- **AIM**
Using the data below, copy each line that includes the word "peak".

=======

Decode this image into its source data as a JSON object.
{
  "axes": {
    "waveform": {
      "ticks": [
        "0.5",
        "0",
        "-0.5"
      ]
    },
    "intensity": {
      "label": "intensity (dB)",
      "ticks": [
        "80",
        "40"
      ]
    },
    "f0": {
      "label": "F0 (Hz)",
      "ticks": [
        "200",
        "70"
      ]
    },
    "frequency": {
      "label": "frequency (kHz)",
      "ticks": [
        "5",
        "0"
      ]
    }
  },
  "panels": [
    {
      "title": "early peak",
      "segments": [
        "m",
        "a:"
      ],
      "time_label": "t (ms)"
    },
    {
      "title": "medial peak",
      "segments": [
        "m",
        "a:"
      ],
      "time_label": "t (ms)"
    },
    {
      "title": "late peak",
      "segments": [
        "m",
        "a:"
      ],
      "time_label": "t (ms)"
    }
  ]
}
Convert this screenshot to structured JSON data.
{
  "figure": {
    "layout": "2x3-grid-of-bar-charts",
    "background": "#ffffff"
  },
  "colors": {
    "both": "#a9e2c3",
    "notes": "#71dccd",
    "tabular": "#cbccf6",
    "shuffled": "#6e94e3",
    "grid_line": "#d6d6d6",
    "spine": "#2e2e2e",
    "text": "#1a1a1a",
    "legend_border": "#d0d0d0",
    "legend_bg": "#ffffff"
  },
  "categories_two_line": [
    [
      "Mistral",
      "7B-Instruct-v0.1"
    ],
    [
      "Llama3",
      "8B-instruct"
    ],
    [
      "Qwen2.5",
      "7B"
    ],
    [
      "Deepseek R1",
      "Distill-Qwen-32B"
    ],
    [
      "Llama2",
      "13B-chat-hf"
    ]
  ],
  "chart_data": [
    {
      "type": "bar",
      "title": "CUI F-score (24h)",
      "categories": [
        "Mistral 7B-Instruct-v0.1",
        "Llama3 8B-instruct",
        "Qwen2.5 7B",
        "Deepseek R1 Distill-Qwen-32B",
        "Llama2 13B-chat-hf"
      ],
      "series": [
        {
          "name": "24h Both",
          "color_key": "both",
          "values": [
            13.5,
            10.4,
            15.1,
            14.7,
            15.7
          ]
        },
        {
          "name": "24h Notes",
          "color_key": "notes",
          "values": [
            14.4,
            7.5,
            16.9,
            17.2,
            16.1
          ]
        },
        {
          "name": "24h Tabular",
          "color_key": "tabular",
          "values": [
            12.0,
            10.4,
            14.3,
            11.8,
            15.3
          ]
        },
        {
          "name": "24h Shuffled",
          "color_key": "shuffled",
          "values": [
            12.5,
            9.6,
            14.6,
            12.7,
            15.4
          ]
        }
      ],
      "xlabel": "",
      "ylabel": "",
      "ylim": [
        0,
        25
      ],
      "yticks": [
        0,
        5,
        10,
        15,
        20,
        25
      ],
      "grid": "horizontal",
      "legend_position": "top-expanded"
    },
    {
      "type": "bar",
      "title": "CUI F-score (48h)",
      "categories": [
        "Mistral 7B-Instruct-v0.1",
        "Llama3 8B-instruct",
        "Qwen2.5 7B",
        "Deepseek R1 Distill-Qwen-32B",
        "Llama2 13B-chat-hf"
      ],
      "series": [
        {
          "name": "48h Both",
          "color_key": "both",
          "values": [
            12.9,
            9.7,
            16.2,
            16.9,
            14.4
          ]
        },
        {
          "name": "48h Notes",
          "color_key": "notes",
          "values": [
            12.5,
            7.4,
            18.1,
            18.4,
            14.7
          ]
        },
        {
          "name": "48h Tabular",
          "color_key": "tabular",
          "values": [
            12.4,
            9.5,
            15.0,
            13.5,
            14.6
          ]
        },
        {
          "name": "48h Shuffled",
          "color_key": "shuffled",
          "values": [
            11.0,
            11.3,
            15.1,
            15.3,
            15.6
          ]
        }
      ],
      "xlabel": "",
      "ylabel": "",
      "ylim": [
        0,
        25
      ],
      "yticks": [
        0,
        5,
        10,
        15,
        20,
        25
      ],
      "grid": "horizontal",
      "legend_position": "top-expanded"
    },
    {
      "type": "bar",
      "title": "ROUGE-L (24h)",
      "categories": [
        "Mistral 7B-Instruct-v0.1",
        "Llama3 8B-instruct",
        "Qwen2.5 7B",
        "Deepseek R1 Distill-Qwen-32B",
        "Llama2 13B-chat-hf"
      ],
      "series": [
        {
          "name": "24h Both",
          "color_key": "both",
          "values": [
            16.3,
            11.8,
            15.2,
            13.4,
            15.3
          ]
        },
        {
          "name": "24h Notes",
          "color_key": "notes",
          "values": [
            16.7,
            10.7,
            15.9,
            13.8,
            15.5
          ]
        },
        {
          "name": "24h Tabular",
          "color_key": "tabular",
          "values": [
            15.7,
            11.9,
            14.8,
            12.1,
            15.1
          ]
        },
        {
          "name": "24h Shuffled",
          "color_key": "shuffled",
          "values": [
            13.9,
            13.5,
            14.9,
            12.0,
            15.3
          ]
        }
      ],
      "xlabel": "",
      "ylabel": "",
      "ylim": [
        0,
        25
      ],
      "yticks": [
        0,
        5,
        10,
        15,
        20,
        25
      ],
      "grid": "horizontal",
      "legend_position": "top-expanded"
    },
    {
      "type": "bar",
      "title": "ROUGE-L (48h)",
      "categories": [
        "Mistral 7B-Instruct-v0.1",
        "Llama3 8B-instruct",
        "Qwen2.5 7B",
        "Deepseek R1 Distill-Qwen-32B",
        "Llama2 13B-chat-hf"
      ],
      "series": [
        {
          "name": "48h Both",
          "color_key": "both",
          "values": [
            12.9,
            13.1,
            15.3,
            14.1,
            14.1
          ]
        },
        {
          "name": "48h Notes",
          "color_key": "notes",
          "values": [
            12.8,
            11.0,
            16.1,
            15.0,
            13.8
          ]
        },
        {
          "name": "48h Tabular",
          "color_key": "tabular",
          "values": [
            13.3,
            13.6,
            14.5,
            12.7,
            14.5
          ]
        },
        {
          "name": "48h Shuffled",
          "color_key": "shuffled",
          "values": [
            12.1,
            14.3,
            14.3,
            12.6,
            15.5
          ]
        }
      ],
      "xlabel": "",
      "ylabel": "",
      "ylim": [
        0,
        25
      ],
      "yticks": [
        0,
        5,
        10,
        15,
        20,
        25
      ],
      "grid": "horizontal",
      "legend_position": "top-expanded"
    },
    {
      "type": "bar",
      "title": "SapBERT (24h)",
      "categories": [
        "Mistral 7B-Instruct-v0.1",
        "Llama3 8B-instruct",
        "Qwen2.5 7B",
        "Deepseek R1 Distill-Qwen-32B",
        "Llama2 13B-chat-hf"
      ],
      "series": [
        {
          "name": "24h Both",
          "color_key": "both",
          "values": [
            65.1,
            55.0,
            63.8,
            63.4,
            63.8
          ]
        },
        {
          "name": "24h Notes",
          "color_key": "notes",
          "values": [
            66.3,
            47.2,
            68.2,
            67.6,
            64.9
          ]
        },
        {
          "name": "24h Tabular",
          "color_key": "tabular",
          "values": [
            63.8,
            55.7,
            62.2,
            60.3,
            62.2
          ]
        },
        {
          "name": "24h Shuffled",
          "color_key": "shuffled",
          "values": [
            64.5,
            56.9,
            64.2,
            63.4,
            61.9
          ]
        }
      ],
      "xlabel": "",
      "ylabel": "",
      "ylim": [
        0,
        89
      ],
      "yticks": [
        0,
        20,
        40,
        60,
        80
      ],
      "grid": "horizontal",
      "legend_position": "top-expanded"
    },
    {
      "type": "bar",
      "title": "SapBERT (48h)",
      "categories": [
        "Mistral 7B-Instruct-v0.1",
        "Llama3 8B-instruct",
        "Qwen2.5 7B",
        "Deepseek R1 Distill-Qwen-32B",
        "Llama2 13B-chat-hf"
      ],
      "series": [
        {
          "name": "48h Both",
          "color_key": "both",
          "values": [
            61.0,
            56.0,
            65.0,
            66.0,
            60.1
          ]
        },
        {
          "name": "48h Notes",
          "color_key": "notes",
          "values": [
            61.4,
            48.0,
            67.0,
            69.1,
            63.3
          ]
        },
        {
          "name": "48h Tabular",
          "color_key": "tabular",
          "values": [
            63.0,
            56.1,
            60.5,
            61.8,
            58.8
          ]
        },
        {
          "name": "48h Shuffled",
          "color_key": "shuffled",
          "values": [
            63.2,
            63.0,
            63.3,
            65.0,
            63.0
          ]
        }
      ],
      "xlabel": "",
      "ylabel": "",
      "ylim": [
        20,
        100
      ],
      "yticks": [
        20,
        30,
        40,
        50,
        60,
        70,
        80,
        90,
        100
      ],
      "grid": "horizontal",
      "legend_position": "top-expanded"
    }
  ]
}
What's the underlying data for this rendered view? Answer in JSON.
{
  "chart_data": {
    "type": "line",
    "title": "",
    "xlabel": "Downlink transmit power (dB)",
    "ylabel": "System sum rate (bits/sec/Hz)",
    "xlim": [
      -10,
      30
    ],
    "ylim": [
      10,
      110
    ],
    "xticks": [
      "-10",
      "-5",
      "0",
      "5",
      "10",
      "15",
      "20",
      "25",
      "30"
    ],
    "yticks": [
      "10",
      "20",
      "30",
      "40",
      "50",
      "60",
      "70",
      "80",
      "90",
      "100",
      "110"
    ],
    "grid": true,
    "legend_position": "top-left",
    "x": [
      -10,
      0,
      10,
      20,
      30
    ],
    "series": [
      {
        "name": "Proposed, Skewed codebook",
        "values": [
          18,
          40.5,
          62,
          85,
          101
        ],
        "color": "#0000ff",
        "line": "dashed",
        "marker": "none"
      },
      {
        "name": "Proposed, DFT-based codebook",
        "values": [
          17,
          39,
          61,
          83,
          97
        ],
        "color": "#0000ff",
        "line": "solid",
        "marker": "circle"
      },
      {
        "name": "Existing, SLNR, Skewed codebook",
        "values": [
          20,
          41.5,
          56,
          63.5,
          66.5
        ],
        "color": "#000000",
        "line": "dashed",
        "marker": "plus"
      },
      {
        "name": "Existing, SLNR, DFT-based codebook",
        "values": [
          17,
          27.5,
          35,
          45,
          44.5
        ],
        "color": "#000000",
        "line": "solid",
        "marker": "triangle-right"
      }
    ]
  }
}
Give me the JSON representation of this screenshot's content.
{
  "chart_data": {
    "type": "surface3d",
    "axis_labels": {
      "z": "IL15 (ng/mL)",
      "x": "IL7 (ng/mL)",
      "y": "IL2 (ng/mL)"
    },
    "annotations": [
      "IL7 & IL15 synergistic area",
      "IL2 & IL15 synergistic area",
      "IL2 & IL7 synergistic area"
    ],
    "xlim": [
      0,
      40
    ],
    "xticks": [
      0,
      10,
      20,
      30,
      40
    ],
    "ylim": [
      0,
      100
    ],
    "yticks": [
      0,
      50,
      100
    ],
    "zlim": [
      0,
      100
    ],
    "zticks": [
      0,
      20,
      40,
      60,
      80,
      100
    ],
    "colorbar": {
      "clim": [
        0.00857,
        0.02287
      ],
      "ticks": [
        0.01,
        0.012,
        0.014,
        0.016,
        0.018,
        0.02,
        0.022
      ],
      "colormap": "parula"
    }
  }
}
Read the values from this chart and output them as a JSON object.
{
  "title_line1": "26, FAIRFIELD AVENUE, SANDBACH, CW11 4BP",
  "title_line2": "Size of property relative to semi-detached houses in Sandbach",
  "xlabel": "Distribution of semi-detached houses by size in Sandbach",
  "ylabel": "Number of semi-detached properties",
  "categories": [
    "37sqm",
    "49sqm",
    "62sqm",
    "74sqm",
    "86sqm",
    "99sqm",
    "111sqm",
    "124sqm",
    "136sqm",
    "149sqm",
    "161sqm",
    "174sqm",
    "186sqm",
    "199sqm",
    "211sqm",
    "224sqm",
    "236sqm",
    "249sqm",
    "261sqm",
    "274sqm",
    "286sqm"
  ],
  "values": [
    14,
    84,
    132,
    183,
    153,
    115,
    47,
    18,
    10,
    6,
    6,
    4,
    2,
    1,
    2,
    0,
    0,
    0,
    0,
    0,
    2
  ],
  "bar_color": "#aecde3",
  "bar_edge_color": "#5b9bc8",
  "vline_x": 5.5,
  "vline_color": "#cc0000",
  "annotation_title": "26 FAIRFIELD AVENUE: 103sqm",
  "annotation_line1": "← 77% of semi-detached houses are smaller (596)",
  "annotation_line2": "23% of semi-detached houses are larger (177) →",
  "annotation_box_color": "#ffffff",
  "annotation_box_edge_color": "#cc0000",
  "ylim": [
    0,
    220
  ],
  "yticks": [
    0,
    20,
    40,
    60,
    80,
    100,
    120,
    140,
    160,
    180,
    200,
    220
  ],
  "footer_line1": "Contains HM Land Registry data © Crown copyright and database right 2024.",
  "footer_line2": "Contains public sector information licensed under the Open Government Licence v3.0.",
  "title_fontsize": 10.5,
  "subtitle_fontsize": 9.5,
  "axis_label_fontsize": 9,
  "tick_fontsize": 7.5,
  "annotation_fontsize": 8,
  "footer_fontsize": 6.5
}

=======

- **IN RESPONSE**
      "title": "early peak",
      "title": "medial peak",
      "title": "late peak",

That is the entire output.